◆ Given problem 1: In the commentary, why is closing down doorstep credit, instead of regulating its terms better, called a poor choice? Answer in one to three sentences.
◆ Given problem 2: Copy the commentary word for word from "An unintended consequence" to "you never know.".

◆ Source excerpt:
+ + + + +
As Bailey was batting away the possibility of an inflation surge by the end of 2021, the bond markets were sending out a different signal.
The yield on the ten-year gilt climbed to 0.843 per cent, the highest level since the ‘dash for cash’. While that may seem inconsequential, one should not ignore the warnings in the March budget document which noted that if interest rates were one percentage point higher it would increase government spending on debt interest by £20.8billion.
The Bank can be effective in holding down short-term rates and could potentially still head into negative rate territory.
But bearing down on rates further up the yield curve might require yet more quantitative easing in addition to the £895billion already out there.
It would be splendid if Bailey could, in one bound, free himself from the regulatory quagmire of the FCA.
He could potentially seize the initiative by showing some leadership on stepped-up policing of shadow banks such as Greensill.
Simply taking a narrow legalistic view of the Old Lady’s responsibility for orderliness in UK finance is unacceptable. Maybe he could start by galvanising, refreshing and diversifying the deputy governors.
Damage control
The August 2019 date for an end of Payment Protection Insurance (PPI) compensation left the claims management firms short of work.
They identified whole new classes of hurt including those against doorstep lender Provident Financial. The sub-prime lender has been inundated with complaints that its home credit business failed to properly consider affordability when approving loans.
In an effort to cap the losses, Provident proposes to hive off its consumer credit division and set up a special compensation scheme.
It wants to inject £65million into the plan. This would mean some of the most credit-stretched families would not get the compensation which the FCA thinks they are entitled to.
As sympathetic as one is to less-well-off borrowers, closing down doorstep credit, rather than better regulating the terms, is not a great option.
Most doorstep borrowers do not qualify for credit cards or borrowing from the Provvy’s Vanquis arm. If the FCA effectively proscribes doorstep lending, all that does is drive financially vulnerable consumers into the hands of the real loan sharks armed with baseball bats.
Uncertainty over the costs of escaping doorstep lending sent Provvy shares, a favourite of Neil Woodford, down nearly 28 per cent in latest trading.
An unintended consequence of regulatory muscle flexing could be higher A&E admissions.
National security
Time is running out for a UK-based and quoted G4S. Investors must vote on the private equity backed £3.9billion bid by Allied Universal for the world’s largest security company by today.
Not everyone is as enthusiastic as chief executive Ashley Almanza who stands to collect up to £15million for the deal.
To get the bid over the line the acceptance level has been successively lowered from 90 per cent, to 75 per cent and now 50 per cent.
A shock defeat is not expected for this debt-fuelled travesty, but you never know.
+ + + + +
Records:
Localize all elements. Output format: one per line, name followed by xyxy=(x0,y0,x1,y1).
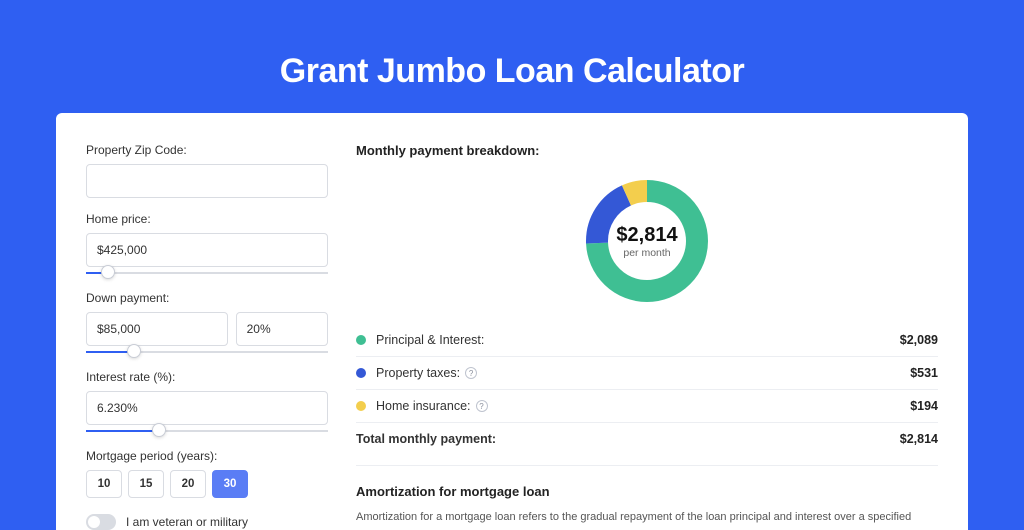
down-payment-percent-input[interactable] xyxy=(236,312,328,346)
interest-label: Interest rate (%): xyxy=(86,370,328,384)
down-payment-field: Down payment: xyxy=(86,291,328,356)
help-icon[interactable]: ? xyxy=(465,367,477,379)
legend-row: Property taxes:?$531 xyxy=(356,357,938,390)
home-price-label: Home price: xyxy=(86,212,328,226)
legend-label: Principal & Interest: xyxy=(376,333,900,347)
slider-thumb[interactable] xyxy=(152,423,166,437)
breakdown-panel: Monthly payment breakdown: $2,814 per mo… xyxy=(356,143,938,530)
period-button-30[interactable]: 30 xyxy=(212,470,248,498)
legend-dot xyxy=(356,401,366,411)
legend-dot xyxy=(356,368,366,378)
home-price-field: Home price: xyxy=(86,212,328,277)
legend-dot xyxy=(356,335,366,345)
interest-input[interactable] xyxy=(86,391,328,425)
total-row: Total monthly payment: $2,814 xyxy=(356,423,938,455)
period-button-10[interactable]: 10 xyxy=(86,470,122,498)
donut-amount: $2,814 xyxy=(616,224,677,247)
zip-label: Property Zip Code: xyxy=(86,143,328,157)
period-button-15[interactable]: 15 xyxy=(128,470,164,498)
legend: Principal & Interest:$2,089Property taxe… xyxy=(356,324,938,423)
legend-row: Principal & Interest:$2,089 xyxy=(356,324,938,357)
slider-thumb[interactable] xyxy=(127,344,141,358)
down-payment-slider[interactable] xyxy=(86,348,328,356)
veteran-row: I am veteran or military xyxy=(86,514,328,530)
legend-label: Property taxes:? xyxy=(376,366,910,380)
calculator-card: Property Zip Code: Home price: Down paym… xyxy=(56,113,968,530)
amortization-text: Amortization for a mortgage loan refers … xyxy=(356,509,938,526)
legend-label: Home insurance:? xyxy=(376,399,910,413)
veteran-label: I am veteran or military xyxy=(126,515,248,529)
amortization-title: Amortization for mortgage loan xyxy=(356,484,938,499)
amortization-section: Amortization for mortgage loan Amortizat… xyxy=(356,465,938,526)
veteran-toggle[interactable] xyxy=(86,514,116,530)
home-price-slider[interactable] xyxy=(86,269,328,277)
zip-field: Property Zip Code: xyxy=(86,143,328,198)
help-icon[interactable]: ? xyxy=(476,400,488,412)
legend-value: $2,089 xyxy=(900,333,938,347)
donut-chart: $2,814 per month xyxy=(356,168,938,324)
down-payment-label: Down payment: xyxy=(86,291,328,305)
period-button-20[interactable]: 20 xyxy=(170,470,206,498)
inputs-panel: Property Zip Code: Home price: Down paym… xyxy=(86,143,328,530)
legend-value: $194 xyxy=(910,399,938,413)
total-label: Total monthly payment: xyxy=(356,432,900,446)
home-price-input[interactable] xyxy=(86,233,328,267)
interest-slider[interactable] xyxy=(86,427,328,435)
page-title: Grant Jumbo Loan Calculator xyxy=(56,52,968,91)
legend-value: $531 xyxy=(910,366,938,380)
donut-sub: per month xyxy=(623,247,670,259)
period-buttons: 10152030 xyxy=(86,470,328,498)
period-label: Mortgage period (years): xyxy=(86,449,328,463)
total-value: $2,814 xyxy=(900,432,938,446)
down-payment-amount-input[interactable] xyxy=(86,312,228,346)
period-field: Mortgage period (years): 10152030 xyxy=(86,449,328,498)
breakdown-title: Monthly payment breakdown: xyxy=(356,143,938,158)
interest-field: Interest rate (%): xyxy=(86,370,328,435)
slider-thumb[interactable] xyxy=(101,265,115,279)
legend-row: Home insurance:?$194 xyxy=(356,390,938,423)
zip-input[interactable] xyxy=(86,164,328,198)
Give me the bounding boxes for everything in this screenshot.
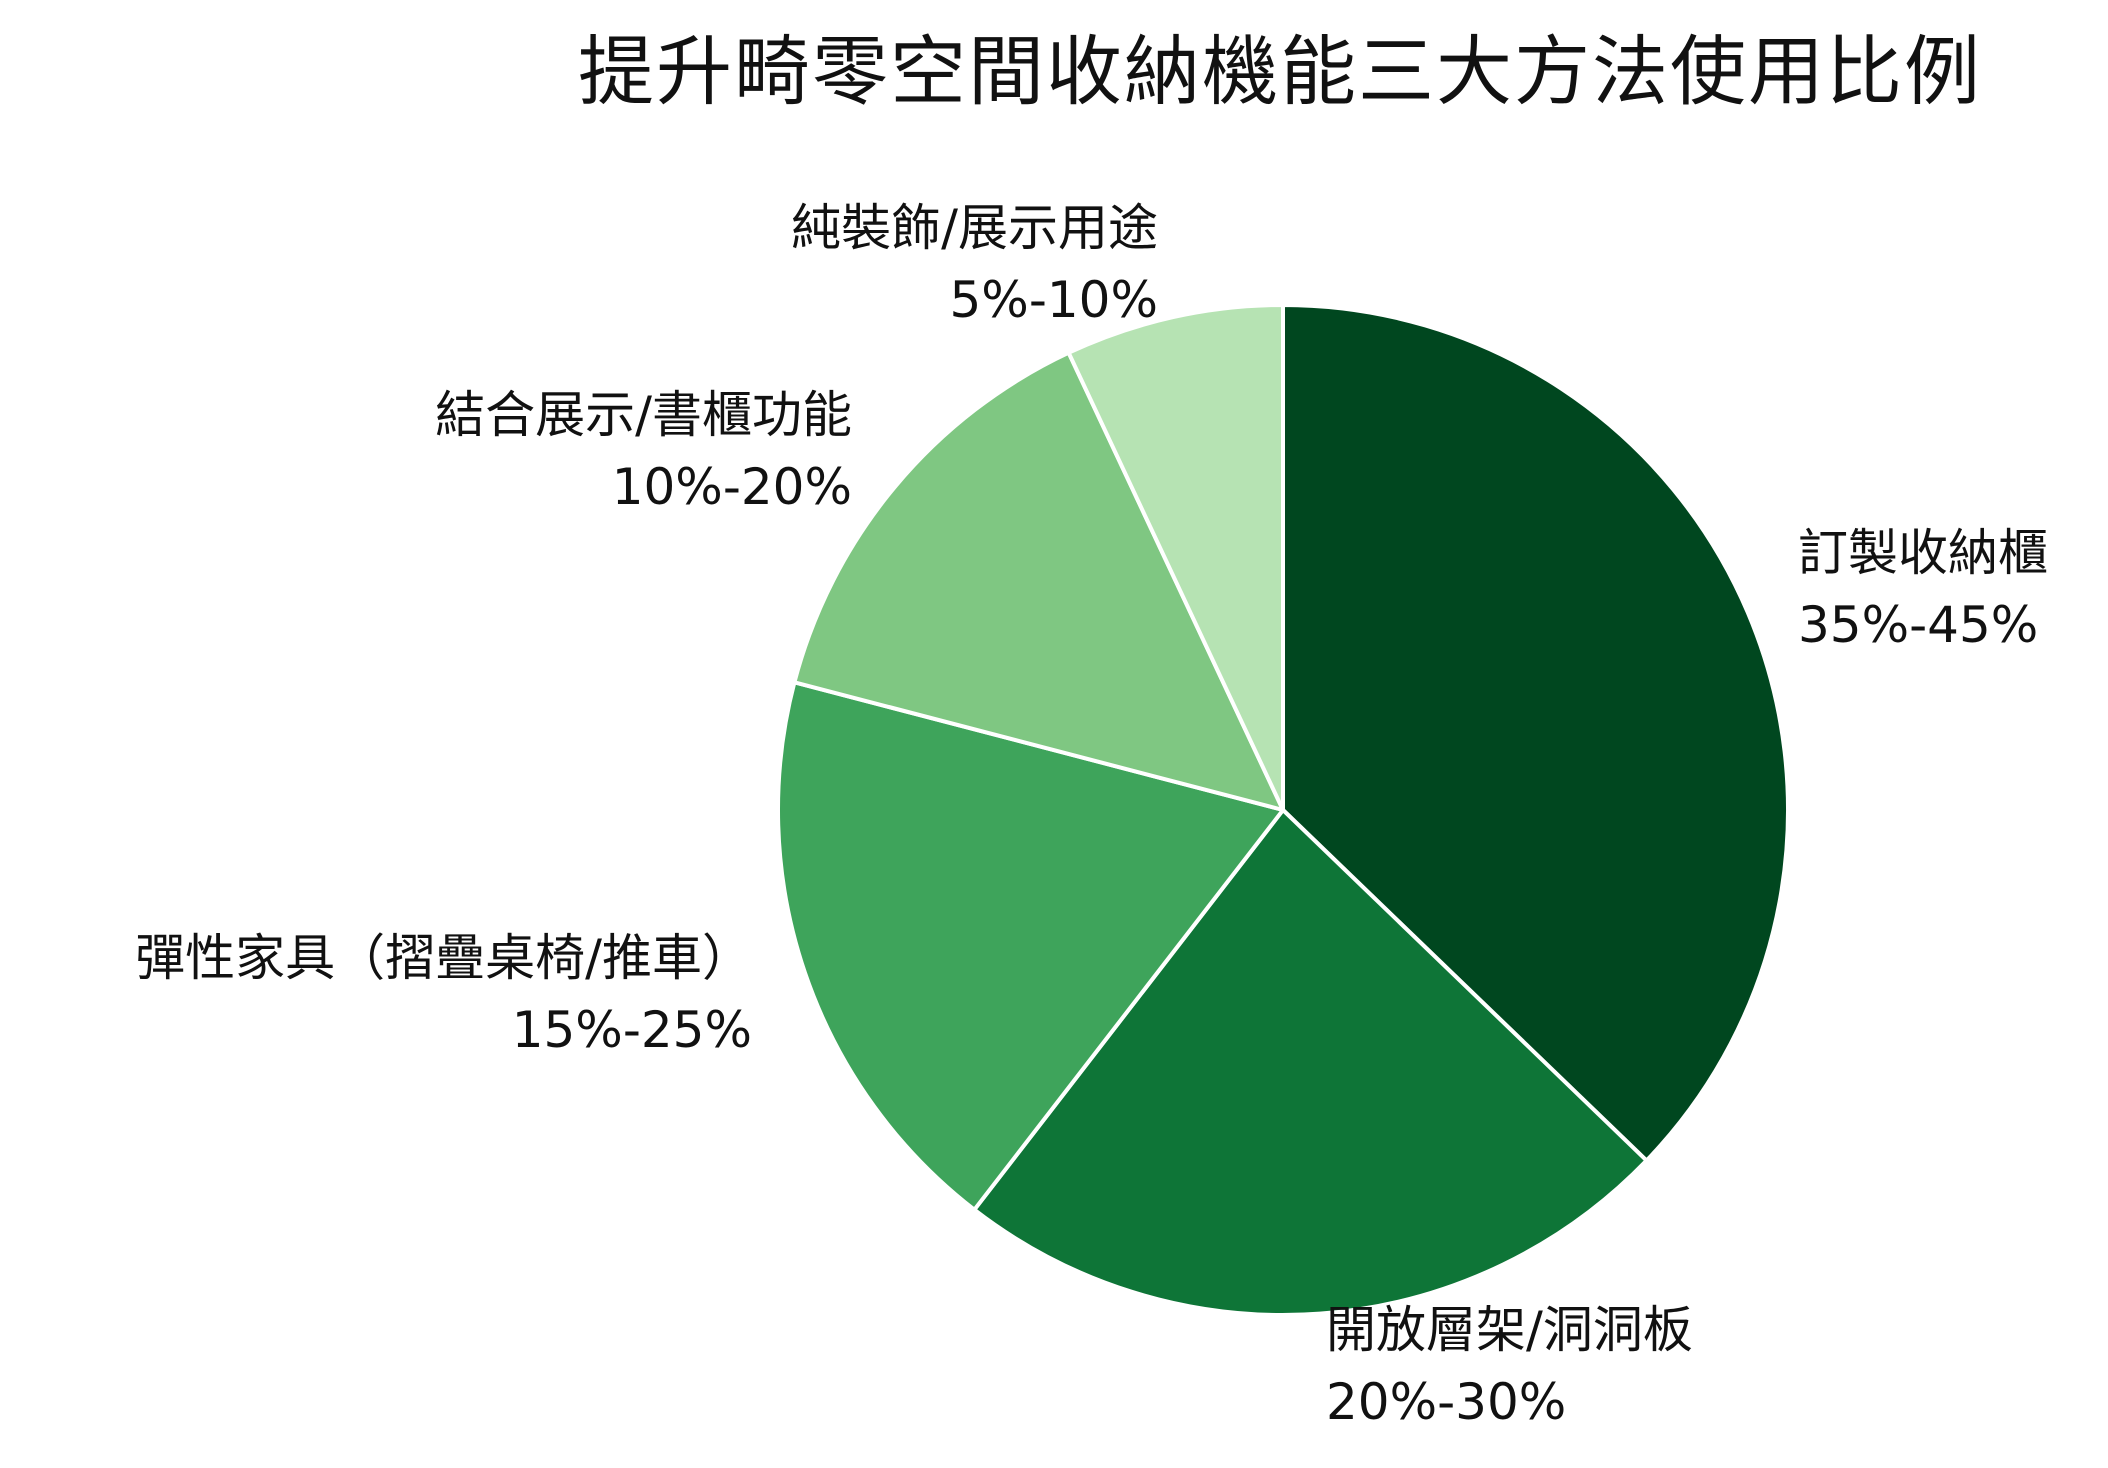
- chart-title: 提升畸零空間收納機能三大方法使用比例: [578, 27, 1982, 116]
- slice-label-open-shelf: 開放層架/洞洞板: [1326, 1301, 1693, 1359]
- pie-slices: [775, 303, 1791, 1318]
- slice-decorative-display: [1066, 303, 1285, 812]
- pie-labels: 訂製收納櫃 35%-45% 開放層架/洞洞板 20%-30% 彈性家具（摺疊桌椅/推車）…: [135, 199, 2048, 1431]
- slice-custom-cabinet: [1281, 303, 1791, 1163]
- slice-percent-decorative-display: 5%-10%: [950, 271, 1159, 329]
- slice-flexible-furniture: [775, 680, 1285, 1212]
- slice-percent-flexible-furniture: 15%-25%: [512, 1001, 752, 1059]
- slice-percent-open-shelf: 20%-30%: [1326, 1373, 1566, 1431]
- slice-label-display-bookcase: 結合展示/書櫃功能: [435, 386, 852, 444]
- slice-label-decorative-display: 純裝飾/展示用途: [791, 199, 1158, 257]
- slice-percent-display-bookcase: 10%-20%: [612, 458, 852, 516]
- slice-open-shelf: [972, 808, 1649, 1318]
- slice-label-flexible-furniture: 彈性家具（摺疊桌椅/推車）: [135, 929, 752, 987]
- slice-percent-custom-cabinet: 35%-45%: [1798, 596, 2038, 654]
- slice-display-bookcase: [792, 350, 1285, 812]
- slice-label-custom-cabinet: 訂製收納櫃: [1798, 524, 2048, 582]
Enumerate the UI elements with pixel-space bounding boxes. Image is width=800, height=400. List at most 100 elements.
+ + + + +
◆ Output 1: Most doorstep borrowers can't get credit cards or borrow from Provident's Vanquis arm. If the FCA in effect bans doorstep lending, that only drives financially vulnerable consumers into the hands of real loan sharks armed with baseball bats.

◆ Output 2:
An unintended consequence of regulatory muscle flexing could be higher A&E admissions.
National security
Time is running out for a UK-based and quoted G4S. Investors must vote on the private equity backed £3.9billion bid by Allied Universal for the world’s largest security company by today.
Not everyone is as enthusiastic as chief executive Ashley Almanza who stands to collect up to £15million for the deal.
To get the bid over the line the acceptance level has been successively lowered from 90 per cent, to 75 per cent and now 50 per cent.
A shock defeat is not expected for this debt-fuelled travesty, but you never know.